Selected text:
* BEGIN *
The study area is located in the Yangtze Block, bordered by the Qinling orogenic belt to the north and the Jiangnan–Xuefeng uplift to the east (Figure 1A). Controlled by tectonic movements, the study area experienced a craton basin in Caledonian (Nh-O₁), foreland uplift basin (O₂-S), craton basin in Hercynian and Early Indosinian (D-T₂), foreland basin in Late Indosinian and Early Yanshan (T₃-J₂), intense fold deformation in Early Yanshan (J₃-K₁), extensional basin in Late Yanshan and Early Himalayan (K₂-E), and intense compression and deformation in Late Himalayan (N-Q).

Figure 1

Figure 1. Tectonic diagram of the eastern Yangtze Block. (A) Plate tectonic reconstruction of the Yangtze Block during the Wuchiapingian (modified from Liang and Li, 2021). (B) Tectonic units in the eastern Yangtze Block in modern times (modified from Liang and Li, 2021). (C) Study area and the locations of the sections and wells.

In the Early Permian, due to the tectonic subsidence, most areas of the eastern Yangtze Block were rapidly and extensively transgressed. However, the differential uplifting movement of crust at the end of the Early Permian, called the Dongwu movement, resulted in different degrees of denudation at the top of the Maokou Formation. In the Late Permian, with the opening of the Paleo–Tethys Ocean, large-scale intracontinental rifting occurred in the Middle and Upper Yangtze Block. The seawater invaded from east to west. Through the multi-stage transformation of the structural system during the Triassic to Quaternary, currently, the study area is located between the fault–fold belts and the uplift belts (Figure 1B).

3 Samples and analytical methods

3.1 Sample collection and handling

A total of 260 hand specimen samples were obtained from 18 sections and 1 well in the study area (Figure 1C). Thin sections with a thickness of 0.03 mm were prepared from all samples and impregnated with blue dye to recognize porosity. The thin sections of carbonates were stained using Alizarin Red S in one-third of the region to distinguish calcite and dolomite.

All the rock samples were air-dried and finely ground to a 200 mesh size for geochemical analysis. Major and trace elements were measured in the Key Laboratory of Sedimentary Basin and Oil and Gas Resources, Ministry of Natural Resources, Chengdu, China. Major elements were analyzed using an X-ray fluorescence spectrometer (PW2404). Loss on ignition (LOI) was estimated by heating the sample at 1,000°C for 90 min and recording the weight loss. The analytical accuracy errors of the major element data were generally less than 5%. Trace elements were determined using an Element XR inductively coupled plasma mass spectrometer (ICP-MS). Then, 50 mg samples were dissolved in a mixed solution of HClO₄, HF, and HNO₃. The analytical uncertainty was usually less than 5%.

3.2 Analytical methods

In order to rebuild the sedimentary environment of the WJP Formation in the study area, the paleoclimate, redox conditions, and hydrodynamic conditions of the Wujiaping Formation are discussed in this article.
* END *
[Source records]
* BEGIN *
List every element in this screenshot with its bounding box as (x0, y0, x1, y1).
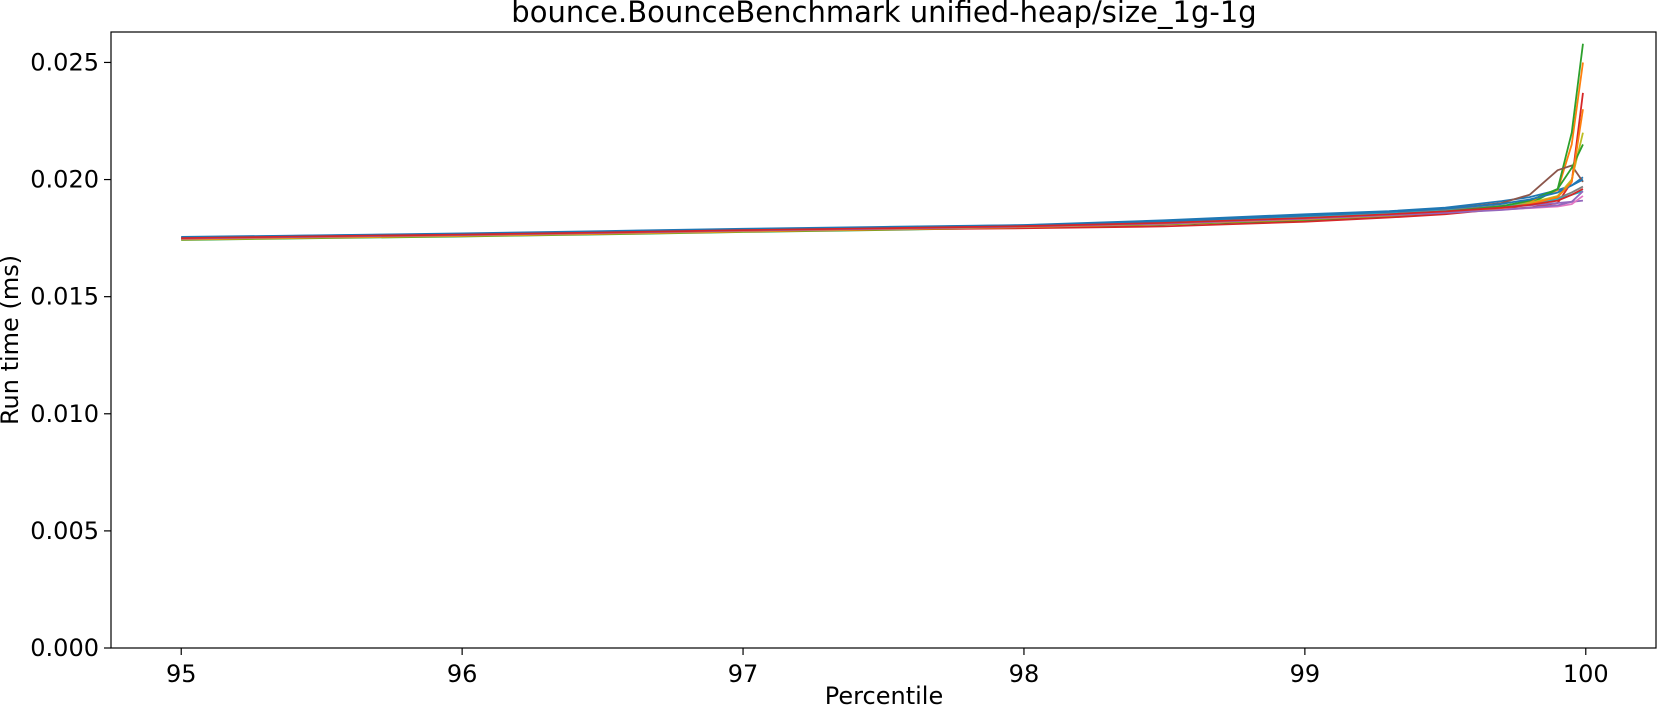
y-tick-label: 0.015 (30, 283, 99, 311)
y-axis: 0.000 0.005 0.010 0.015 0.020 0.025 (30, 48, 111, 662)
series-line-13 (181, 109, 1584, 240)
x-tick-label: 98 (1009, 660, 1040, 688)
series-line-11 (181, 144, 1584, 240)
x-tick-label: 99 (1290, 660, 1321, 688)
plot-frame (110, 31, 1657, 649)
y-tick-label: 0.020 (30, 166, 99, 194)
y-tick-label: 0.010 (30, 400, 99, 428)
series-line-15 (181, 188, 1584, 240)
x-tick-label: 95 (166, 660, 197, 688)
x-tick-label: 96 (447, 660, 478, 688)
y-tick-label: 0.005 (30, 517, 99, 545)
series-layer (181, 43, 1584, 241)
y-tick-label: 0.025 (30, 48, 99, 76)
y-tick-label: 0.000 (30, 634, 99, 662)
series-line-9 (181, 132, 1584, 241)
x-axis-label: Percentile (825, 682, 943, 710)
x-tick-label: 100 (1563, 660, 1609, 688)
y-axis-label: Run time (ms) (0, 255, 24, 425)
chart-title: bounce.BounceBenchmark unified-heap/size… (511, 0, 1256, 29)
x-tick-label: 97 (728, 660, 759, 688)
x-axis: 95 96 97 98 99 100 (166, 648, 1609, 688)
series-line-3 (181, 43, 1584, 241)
* END *
Given exercise A:
Answer these questions using the Yangtze Block text.
(i) How many hand specimen samples were obtained, and from how many sections and wells?
(ii) What name is given to the differential uplifting movement of crust at the end of the Early Permian?
(iii) At what temperature and for how long was each sample heated to estimate loss on ignition?
Given exercise B: From the Yangtze Block text, extract the passage starting at "3.2 Analytical methods" and ending at "in this article.", copying it word for word.

Full output A:
(i) 260 hand specimen samples, from 18 sections and 1 well.
(ii) The Dongwu movement.
(iii) At 1,000°C for 90 min.

Full output B:
3.2 Analytical methods

In order to rebuild the sedimentary environment of the WJP Formation in the study area, the paleoclimate, redox conditions, and hydrodynamic conditions of the Wujiaping Formation are discussed in this article.